## What is being asked
Count how many lines below include the string "GradCAM", and give that number without anything else.

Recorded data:
• • • • • • •

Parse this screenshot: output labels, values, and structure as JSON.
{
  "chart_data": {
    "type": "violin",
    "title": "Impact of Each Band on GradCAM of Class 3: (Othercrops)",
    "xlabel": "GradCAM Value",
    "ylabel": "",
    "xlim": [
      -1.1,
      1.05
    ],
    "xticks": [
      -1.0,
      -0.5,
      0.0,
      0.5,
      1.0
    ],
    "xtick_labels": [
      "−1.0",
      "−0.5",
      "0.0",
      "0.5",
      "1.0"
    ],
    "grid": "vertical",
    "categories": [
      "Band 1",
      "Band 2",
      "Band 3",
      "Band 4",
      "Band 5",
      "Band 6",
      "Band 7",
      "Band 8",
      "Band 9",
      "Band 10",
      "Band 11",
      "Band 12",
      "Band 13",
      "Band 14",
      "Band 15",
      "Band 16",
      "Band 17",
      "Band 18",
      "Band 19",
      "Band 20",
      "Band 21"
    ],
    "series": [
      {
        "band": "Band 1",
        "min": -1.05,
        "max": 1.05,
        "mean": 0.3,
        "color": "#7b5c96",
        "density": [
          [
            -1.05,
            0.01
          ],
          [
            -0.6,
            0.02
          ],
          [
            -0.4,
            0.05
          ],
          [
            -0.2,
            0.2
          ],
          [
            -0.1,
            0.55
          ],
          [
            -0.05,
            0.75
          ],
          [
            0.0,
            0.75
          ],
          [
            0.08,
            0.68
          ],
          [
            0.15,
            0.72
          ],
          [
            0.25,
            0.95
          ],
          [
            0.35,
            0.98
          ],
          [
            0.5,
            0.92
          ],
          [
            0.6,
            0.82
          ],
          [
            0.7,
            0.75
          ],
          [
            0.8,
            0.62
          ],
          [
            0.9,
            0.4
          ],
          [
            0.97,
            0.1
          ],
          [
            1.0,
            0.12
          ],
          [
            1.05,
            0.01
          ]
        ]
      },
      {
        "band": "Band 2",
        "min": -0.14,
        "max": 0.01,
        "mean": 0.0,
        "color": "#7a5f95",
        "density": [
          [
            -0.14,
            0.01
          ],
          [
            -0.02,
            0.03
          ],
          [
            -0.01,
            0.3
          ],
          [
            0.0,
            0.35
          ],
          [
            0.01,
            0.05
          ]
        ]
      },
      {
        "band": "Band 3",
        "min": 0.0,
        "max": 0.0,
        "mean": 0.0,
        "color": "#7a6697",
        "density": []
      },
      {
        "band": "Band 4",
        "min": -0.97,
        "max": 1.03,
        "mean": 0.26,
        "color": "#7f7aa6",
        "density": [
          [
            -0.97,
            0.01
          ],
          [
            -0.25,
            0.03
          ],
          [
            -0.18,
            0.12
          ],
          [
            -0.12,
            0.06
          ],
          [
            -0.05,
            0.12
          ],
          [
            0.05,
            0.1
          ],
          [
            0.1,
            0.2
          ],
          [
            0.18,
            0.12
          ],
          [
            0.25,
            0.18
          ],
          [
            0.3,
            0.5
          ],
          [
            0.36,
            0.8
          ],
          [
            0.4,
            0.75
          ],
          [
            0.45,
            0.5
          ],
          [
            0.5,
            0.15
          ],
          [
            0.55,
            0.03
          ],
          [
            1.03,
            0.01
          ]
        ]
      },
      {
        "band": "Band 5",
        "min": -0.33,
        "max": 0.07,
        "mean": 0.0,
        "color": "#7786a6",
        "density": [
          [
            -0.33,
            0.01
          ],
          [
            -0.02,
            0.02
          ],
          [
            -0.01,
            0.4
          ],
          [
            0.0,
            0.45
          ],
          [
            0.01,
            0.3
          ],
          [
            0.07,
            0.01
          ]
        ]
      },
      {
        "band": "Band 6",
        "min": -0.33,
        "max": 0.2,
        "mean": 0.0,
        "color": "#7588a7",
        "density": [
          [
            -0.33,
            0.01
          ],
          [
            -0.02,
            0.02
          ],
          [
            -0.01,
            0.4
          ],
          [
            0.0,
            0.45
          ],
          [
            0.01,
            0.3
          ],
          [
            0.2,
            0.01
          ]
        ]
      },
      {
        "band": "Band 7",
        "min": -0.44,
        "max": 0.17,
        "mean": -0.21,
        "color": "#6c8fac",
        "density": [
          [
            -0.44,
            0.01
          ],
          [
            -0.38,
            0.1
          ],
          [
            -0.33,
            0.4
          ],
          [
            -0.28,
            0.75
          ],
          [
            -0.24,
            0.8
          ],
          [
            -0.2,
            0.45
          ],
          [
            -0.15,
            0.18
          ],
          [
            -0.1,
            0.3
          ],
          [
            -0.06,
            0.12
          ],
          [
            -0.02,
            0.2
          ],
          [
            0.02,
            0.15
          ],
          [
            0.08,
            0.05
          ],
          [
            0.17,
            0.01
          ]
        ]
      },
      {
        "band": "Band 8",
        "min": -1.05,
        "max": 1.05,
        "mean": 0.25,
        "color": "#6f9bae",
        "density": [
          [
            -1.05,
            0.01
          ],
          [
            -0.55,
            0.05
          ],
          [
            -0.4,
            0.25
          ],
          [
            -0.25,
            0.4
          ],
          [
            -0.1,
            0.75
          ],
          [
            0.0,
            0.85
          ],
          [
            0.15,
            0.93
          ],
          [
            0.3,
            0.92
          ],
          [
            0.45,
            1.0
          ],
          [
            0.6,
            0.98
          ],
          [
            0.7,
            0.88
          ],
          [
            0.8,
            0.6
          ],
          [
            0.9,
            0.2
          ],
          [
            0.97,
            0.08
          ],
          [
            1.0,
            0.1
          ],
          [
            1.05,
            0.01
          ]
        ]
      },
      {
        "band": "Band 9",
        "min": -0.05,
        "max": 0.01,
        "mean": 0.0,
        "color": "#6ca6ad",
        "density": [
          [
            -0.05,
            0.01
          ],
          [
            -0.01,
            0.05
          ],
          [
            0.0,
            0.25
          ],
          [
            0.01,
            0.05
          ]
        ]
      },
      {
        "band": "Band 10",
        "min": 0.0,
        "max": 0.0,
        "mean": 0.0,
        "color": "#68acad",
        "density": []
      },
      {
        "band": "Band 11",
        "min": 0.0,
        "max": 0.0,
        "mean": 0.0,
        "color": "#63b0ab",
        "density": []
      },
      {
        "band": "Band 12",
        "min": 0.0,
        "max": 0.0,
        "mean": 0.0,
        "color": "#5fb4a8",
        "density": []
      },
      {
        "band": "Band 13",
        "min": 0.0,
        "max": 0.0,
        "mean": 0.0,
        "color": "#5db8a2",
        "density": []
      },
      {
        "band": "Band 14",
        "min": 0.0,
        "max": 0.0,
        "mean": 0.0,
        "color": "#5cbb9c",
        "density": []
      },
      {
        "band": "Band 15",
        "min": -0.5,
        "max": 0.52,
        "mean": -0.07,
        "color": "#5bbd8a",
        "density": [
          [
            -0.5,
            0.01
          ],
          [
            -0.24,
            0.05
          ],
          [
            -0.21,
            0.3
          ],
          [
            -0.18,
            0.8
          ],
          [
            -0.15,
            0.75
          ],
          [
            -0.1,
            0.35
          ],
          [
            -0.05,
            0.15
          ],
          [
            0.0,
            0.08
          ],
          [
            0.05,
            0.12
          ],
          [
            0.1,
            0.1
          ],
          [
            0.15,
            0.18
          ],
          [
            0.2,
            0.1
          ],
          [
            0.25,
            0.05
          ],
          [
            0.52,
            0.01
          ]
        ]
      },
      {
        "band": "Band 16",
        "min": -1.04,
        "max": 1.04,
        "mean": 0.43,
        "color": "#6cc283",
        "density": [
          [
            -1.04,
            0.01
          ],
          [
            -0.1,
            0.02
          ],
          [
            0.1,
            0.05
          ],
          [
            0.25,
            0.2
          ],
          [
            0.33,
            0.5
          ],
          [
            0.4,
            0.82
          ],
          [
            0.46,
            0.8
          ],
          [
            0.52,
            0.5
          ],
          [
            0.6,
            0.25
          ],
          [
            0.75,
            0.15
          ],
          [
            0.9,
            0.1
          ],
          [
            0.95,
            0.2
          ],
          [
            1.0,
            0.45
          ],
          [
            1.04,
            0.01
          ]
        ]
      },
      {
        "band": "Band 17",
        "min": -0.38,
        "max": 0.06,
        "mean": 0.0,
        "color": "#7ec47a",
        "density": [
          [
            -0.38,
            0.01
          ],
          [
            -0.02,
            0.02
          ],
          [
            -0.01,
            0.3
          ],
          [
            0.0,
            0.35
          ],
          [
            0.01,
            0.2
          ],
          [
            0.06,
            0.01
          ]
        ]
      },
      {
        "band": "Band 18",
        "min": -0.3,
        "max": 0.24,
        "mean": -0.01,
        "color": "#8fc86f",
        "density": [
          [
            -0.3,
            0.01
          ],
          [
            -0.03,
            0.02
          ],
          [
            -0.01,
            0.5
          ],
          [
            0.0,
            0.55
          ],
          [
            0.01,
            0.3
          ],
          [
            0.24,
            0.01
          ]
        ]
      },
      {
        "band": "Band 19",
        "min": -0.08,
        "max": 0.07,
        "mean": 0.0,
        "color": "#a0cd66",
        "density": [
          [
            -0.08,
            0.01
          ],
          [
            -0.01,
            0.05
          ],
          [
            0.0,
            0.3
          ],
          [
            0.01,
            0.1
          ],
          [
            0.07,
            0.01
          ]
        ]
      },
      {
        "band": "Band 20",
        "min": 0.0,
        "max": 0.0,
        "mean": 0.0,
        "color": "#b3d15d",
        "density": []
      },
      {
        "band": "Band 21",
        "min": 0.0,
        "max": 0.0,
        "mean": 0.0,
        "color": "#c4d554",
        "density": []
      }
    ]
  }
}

• • • • • • •

## Complete answer
2